Exercise objective: For this exercise, copy out each line of the material below that includes "Стоимость".

>> begin

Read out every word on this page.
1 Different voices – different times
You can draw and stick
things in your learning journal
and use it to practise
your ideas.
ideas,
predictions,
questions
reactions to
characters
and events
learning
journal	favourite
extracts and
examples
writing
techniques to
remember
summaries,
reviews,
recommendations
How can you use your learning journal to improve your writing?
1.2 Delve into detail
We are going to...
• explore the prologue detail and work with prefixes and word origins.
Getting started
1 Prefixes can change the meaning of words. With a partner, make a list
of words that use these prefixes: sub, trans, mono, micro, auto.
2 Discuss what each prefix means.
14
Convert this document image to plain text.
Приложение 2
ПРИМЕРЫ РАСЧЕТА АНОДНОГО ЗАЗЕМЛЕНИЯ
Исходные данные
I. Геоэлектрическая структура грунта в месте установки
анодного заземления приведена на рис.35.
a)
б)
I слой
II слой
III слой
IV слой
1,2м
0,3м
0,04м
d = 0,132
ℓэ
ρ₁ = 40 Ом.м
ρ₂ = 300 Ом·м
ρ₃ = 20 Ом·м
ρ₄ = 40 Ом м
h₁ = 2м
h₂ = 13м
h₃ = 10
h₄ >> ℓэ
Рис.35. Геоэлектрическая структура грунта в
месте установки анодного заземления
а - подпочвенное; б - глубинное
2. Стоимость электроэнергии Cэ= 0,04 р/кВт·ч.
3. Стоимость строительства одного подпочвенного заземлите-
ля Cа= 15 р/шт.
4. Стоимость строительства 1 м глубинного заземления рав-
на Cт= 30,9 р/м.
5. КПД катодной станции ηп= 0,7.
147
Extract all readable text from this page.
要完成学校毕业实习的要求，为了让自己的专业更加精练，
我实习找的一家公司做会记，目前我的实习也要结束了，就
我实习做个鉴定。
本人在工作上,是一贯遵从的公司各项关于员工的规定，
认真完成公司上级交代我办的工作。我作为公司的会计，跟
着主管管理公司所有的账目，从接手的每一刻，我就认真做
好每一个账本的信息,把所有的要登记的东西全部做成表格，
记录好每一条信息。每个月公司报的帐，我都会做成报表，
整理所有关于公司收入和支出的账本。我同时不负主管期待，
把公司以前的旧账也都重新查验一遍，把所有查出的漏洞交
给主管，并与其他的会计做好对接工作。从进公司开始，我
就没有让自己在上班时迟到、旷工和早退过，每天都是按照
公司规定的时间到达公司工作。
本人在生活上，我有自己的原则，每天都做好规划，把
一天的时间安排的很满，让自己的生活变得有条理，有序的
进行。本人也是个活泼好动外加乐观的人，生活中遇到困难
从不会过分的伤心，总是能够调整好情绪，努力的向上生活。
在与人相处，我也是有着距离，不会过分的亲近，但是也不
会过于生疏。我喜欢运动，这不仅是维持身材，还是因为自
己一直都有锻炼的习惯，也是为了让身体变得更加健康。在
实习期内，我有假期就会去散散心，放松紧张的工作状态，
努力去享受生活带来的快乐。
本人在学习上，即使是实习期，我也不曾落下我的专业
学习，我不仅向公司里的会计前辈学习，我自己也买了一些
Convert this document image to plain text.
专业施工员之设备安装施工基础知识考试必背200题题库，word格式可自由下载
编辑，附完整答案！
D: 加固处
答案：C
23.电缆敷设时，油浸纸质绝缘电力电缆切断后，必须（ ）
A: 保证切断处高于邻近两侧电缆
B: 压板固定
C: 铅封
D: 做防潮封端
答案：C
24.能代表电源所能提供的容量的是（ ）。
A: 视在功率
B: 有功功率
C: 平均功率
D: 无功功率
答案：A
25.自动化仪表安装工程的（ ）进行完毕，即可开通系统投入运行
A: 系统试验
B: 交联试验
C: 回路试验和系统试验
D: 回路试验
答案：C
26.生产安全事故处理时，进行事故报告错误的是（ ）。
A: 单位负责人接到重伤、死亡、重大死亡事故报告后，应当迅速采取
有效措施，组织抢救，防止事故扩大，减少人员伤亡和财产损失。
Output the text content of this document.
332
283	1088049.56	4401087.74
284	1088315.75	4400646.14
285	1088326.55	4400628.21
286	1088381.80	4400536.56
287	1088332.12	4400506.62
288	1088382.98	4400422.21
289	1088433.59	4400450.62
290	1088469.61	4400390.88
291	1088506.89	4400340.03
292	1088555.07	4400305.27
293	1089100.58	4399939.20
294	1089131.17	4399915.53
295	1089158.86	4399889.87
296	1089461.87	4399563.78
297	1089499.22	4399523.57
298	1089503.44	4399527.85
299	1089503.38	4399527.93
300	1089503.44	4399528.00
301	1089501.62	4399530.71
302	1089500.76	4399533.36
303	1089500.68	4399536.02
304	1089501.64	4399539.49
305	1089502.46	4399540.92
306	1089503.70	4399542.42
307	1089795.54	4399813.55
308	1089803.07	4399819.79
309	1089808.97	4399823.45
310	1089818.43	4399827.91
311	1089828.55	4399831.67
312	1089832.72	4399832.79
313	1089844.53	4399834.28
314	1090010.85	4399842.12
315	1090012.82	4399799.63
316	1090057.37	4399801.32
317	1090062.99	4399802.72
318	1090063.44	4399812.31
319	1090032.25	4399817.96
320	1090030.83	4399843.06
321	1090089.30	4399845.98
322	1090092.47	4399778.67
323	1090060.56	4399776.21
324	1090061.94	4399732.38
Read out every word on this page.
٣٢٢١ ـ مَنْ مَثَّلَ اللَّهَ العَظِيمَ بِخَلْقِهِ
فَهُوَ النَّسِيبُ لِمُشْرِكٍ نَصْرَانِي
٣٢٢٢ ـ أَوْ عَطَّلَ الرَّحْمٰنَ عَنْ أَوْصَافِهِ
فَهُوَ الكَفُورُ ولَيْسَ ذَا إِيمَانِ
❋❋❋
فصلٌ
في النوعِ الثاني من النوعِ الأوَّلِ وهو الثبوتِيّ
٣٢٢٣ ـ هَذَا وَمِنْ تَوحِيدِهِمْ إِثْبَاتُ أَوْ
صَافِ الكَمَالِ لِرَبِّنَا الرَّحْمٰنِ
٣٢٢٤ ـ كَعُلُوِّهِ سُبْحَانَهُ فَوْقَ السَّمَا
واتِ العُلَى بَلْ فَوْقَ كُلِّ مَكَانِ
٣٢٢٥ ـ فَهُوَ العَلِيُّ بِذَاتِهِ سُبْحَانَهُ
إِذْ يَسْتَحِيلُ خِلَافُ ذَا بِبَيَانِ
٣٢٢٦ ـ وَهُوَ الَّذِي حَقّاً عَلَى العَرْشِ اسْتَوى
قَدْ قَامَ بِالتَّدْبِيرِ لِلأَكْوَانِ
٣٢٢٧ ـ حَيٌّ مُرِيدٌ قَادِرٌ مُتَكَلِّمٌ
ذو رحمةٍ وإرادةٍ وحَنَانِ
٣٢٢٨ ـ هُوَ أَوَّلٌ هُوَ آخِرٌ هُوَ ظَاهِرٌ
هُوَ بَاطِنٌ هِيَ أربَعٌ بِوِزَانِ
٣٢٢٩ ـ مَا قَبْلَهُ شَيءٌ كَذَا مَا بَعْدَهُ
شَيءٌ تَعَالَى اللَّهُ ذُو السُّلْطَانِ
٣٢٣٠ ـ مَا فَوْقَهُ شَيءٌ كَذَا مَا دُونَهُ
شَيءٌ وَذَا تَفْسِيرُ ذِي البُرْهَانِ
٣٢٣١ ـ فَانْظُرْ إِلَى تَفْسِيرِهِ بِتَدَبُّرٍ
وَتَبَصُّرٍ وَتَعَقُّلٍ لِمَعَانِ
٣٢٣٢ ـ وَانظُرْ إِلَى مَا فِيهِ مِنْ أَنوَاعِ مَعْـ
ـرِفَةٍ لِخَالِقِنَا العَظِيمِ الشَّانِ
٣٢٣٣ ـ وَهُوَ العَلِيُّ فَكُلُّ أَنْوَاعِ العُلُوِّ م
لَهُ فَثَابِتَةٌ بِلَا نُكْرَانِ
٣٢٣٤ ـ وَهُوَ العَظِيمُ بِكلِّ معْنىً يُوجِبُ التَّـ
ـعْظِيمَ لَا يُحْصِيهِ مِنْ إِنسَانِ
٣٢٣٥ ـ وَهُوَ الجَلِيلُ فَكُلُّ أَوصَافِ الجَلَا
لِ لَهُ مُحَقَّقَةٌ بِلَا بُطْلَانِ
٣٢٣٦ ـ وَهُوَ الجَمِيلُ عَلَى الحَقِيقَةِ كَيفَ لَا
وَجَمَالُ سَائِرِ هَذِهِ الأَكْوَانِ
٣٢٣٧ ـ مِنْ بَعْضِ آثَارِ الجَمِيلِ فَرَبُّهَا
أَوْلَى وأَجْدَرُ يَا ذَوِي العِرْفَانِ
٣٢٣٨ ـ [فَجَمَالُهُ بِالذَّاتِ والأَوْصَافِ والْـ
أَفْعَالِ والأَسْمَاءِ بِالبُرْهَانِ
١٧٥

>> end

Complete output:
2. Стоимость электроэнергии Cэ= 0,04 р/кВт·ч.
3. Стоимость строительства одного подпочвенного заземлите-
4. Стоимость строительства 1 м глубинного заземления рав-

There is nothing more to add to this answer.